Your task is to print all of the material verbatim.

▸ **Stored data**

☆ ☆ ☆ ☆

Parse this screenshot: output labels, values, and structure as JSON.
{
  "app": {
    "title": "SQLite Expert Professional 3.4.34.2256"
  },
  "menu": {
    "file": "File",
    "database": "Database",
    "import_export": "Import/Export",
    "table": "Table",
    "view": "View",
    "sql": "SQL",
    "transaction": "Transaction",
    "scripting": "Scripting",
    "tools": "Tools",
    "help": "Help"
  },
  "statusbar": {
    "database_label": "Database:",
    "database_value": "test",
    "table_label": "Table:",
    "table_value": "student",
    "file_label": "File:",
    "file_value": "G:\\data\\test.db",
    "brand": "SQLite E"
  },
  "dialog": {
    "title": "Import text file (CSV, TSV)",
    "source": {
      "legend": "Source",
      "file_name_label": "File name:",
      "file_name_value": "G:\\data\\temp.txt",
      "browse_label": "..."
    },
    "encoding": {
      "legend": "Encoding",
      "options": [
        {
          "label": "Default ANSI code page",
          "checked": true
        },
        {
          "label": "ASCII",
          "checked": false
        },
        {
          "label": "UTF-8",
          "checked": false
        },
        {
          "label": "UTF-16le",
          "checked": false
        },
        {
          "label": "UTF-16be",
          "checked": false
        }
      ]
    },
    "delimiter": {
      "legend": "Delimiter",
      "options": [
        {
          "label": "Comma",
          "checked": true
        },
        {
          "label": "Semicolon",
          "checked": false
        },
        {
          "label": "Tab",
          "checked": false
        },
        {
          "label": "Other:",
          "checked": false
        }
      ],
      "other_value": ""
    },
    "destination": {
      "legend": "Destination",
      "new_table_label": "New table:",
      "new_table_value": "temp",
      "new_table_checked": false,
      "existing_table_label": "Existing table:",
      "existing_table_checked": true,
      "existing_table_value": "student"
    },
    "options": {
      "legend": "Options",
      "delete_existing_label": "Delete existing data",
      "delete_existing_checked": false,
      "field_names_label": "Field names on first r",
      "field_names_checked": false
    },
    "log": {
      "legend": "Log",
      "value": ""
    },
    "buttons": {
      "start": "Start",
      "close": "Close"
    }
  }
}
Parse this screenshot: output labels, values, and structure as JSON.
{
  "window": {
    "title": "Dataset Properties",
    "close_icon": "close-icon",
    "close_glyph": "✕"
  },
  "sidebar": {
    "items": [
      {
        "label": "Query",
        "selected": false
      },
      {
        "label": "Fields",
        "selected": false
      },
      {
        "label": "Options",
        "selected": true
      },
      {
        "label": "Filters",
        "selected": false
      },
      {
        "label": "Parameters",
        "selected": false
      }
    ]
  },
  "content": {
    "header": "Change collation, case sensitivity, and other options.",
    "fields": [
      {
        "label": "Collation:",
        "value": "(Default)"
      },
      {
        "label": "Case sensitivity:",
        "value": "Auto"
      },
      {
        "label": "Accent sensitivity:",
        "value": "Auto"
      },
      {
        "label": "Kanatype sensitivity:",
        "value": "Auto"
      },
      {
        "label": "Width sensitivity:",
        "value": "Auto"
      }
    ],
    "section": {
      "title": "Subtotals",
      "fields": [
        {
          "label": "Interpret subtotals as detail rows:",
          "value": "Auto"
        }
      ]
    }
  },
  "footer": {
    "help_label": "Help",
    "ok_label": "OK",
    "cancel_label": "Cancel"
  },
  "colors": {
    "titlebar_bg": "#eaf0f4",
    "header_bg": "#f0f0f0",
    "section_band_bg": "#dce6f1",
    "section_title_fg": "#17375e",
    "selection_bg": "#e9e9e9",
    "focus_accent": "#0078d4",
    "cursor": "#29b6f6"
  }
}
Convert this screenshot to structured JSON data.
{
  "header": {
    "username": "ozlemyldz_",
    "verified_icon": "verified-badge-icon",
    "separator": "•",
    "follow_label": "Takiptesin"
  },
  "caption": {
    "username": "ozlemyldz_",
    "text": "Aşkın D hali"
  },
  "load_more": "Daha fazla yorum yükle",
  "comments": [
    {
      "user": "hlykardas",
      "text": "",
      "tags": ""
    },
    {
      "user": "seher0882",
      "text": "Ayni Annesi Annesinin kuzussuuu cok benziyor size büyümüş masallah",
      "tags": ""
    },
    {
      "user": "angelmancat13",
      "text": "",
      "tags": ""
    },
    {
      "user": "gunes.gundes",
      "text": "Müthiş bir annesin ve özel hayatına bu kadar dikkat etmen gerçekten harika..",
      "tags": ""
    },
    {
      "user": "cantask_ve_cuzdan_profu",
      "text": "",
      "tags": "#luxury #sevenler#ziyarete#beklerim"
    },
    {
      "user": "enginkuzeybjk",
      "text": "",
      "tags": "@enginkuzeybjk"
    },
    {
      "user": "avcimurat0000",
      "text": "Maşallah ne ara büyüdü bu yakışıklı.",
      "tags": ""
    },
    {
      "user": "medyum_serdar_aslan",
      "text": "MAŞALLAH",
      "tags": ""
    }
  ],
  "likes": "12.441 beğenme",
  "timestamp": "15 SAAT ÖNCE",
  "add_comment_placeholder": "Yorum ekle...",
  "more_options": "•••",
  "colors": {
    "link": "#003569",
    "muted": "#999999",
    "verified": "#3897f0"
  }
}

☆ ☆ ☆ ☆

▸ **FULL SOLUTION**
Parse this screenshot: output labels, values, and structure as JSON.
{
  "app": {
    "title": "SQLite Expert Professional 3.4.34.2256"
  },
  "menu": {
    "file": "File",
    "database": "Database",
    "import_export": "Import/Export",
    "table": "Table",
    "view": "View",
    "sql": "SQL",
    "transaction": "Transaction",
    "scripting": "Scripting",
    "tools": "Tools",
    "help": "Help"
  },
  "statusbar": {
    "database_label": "Database:",
    "database_value": "test",
    "table_label": "Table:",
    "table_value": "student",
    "file_label": "File:",
    "file_value": "G:\\data\\test.db",
    "brand": "SQLite E"
  },
  "dialog": {
    "title": "Import text file (CSV, TSV)",
    "source": {
      "legend": "Source",
      "file_name_label": "File name:",
      "file_name_value": "G:\\data\\temp.txt",
      "browse_label": "..."
    },
    "encoding": {
      "legend": "Encoding",
      "options": [
        {
          "label": "Default ANSI code page",
          "checked": true
        },
        {
          "label": "ASCII",
          "checked": false
        },
        {
          "label": "UTF-8",
          "checked": false
        },
        {
          "label": "UTF-16le",
          "checked": false
        },
        {
          "label": "UTF-16be",
          "checked": false
        }
      ]
    },
    "delimiter": {
      "legend": "Delimiter",
      "options": [
        {
          "label": "Comma",
          "checked": true
        },
        {
          "label": "Semicolon",
          "checked": false
        },
        {
          "label": "Tab",
          "checked": false
        },
        {
          "label": "Other:",
          "checked": false
        }
      ],
      "other_value": ""
    },
    "destination": {
      "legend": "Destination",
      "new_table_label": "New table:",
      "new_table_value": "temp",
      "new_table_checked": false,
      "existing_table_label": "Existing table:",
      "existing_table_checked": true,
      "existing_table_value": "student"
    },
    "options": {
      "legend": "Options",
      "delete_existing_label": "Delete existing data",
      "delete_existing_checked": false,
      "field_names_label": "Field names on first r",
      "field_names_checked": false
    },
    "log": {
      "legend": "Log",
      "value": ""
    },
    "buttons": {
      "start": "Start",
      "close": "Close"
    }
  }
}
Parse this screenshot: output labels, values, and structure as JSON.
{
  "window": {
    "title": "Dataset Properties",
    "close_icon": "close-icon",
    "close_glyph": "✕"
  },
  "sidebar": {
    "items": [
      {
        "label": "Query",
        "selected": false
      },
      {
        "label": "Fields",
        "selected": false
      },
      {
        "label": "Options",
        "selected": true
      },
      {
        "label": "Filters",
        "selected": false
      },
      {
        "label": "Parameters",
        "selected": false
      }
    ]
  },
  "content": {
    "header": "Change collation, case sensitivity, and other options.",
    "fields": [
      {
        "label": "Collation:",
        "value": "(Default)"
      },
      {
        "label": "Case sensitivity:",
        "value": "Auto"
      },
      {
        "label": "Accent sensitivity:",
        "value": "Auto"
      },
      {
        "label": "Kanatype sensitivity:",
        "value": "Auto"
      },
      {
        "label": "Width sensitivity:",
        "value": "Auto"
      }
    ],
    "section": {
      "title": "Subtotals",
      "fields": [
        {
          "label": "Interpret subtotals as detail rows:",
          "value": "Auto"
        }
      ]
    }
  },
  "footer": {
    "help_label": "Help",
    "ok_label": "OK",
    "cancel_label": "Cancel"
  },
  "colors": {
    "titlebar_bg": "#eaf0f4",
    "header_bg": "#f0f0f0",
    "section_band_bg": "#dce6f1",
    "section_title_fg": "#17375e",
    "selection_bg": "#e9e9e9",
    "focus_accent": "#0078d4",
    "cursor": "#29b6f6"
  }
}
Convert this screenshot to structured JSON data.
{
  "header": {
    "username": "ozlemyldz_",
    "verified_icon": "verified-badge-icon",
    "separator": "•",
    "follow_label": "Takiptesin"
  },
  "caption": {
    "username": "ozlemyldz_",
    "text": "Aşkın D hali"
  },
  "load_more": "Daha fazla yorum yükle",
  "comments": [
    {
      "user": "hlykardas",
      "text": "",
      "tags": ""
    },
    {
      "user": "seher0882",
      "text": "Ayni Annesi Annesinin kuzussuuu cok benziyor size büyümüş masallah",
      "tags": ""
    },
    {
      "user": "angelmancat13",
      "text": "",
      "tags": ""
    },
    {
      "user": "gunes.gundes",
      "text": "Müthiş bir annesin ve özel hayatına bu kadar dikkat etmen gerçekten harika..",
      "tags": ""
    },
    {
      "user": "cantask_ve_cuzdan_profu",
      "text": "",
      "tags": "#luxury #sevenler#ziyarete#beklerim"
    },
    {
      "user": "enginkuzeybjk",
      "text": "",
      "tags": "@enginkuzeybjk"
    },
    {
      "user": "avcimurat0000",
      "text": "Maşallah ne ara büyüdü bu yakışıklı.",
      "tags": ""
    },
    {
      "user": "medyum_serdar_aslan",
      "text": "MAŞALLAH",
      "tags": ""
    }
  ],
  "likes": "12.441 beğenme",
  "timestamp": "15 SAAT ÖNCE",
  "add_comment_placeholder": "Yorum ekle...",
  "more_options": "•••",
  "colors": {
    "link": "#003569",
    "muted": "#999999",
    "verified": "#3897f0"
  }
}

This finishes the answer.